Aim of the task. Copy every line of the records below that holds the word "Yksi".

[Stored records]
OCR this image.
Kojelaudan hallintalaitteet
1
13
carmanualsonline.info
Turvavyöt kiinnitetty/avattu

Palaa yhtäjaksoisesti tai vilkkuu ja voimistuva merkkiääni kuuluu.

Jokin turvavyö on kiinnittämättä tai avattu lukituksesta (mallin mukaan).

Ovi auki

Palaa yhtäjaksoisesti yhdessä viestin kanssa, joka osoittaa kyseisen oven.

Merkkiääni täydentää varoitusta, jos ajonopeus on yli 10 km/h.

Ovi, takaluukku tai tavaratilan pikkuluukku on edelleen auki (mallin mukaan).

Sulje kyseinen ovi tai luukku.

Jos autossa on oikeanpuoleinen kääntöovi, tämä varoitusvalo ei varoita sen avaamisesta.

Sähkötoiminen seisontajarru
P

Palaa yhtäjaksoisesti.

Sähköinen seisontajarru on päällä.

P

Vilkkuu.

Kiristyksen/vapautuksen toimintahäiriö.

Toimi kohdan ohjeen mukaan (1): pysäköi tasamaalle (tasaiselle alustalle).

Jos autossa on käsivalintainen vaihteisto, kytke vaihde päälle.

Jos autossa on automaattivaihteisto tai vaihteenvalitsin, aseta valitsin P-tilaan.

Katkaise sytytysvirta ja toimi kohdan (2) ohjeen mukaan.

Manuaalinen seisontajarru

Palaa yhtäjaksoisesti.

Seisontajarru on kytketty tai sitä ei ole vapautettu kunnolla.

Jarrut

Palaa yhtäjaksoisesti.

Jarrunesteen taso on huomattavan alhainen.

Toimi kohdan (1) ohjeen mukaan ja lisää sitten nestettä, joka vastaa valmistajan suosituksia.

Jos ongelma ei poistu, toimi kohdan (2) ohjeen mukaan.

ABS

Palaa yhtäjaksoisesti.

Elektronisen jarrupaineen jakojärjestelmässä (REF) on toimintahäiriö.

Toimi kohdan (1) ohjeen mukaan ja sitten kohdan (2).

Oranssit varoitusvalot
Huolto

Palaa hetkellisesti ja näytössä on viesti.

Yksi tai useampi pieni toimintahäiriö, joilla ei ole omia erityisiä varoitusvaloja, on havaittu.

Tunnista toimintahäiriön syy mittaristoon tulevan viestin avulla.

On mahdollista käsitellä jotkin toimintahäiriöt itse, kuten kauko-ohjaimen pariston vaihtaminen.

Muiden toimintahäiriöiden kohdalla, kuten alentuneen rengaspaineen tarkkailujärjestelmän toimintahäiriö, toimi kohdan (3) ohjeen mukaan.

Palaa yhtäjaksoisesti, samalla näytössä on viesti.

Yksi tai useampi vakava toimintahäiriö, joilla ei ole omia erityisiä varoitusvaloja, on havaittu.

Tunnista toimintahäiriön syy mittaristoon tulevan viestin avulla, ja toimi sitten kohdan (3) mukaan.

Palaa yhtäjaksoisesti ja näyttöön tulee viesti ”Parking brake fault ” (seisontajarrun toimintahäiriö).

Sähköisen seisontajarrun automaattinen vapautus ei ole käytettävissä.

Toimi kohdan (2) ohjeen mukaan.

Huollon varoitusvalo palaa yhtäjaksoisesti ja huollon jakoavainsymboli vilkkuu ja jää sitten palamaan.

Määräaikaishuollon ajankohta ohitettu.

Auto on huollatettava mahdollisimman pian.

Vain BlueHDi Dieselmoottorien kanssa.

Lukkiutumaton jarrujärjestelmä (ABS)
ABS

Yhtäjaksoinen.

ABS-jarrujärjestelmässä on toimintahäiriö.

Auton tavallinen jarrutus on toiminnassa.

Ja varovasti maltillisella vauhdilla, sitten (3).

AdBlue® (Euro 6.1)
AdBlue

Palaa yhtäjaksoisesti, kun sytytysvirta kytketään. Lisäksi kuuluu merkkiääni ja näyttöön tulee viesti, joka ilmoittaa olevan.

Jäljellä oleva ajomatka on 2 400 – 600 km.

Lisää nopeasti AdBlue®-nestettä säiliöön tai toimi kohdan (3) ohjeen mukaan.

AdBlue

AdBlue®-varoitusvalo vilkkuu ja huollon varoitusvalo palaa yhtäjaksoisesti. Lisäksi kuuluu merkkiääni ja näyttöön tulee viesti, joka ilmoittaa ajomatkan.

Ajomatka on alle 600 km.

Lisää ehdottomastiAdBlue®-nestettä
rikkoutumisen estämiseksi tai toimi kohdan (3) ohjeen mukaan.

Answer to this problem.
Yksi tai useampi pieni toimintahäiriö, joilla ei ole omia erityisiä varoitusvaloja, on havaittu.
Yksi tai useampi vakava toimintahäiriö, joilla ei ole omia erityisiä varoitusvaloja, on havaittu.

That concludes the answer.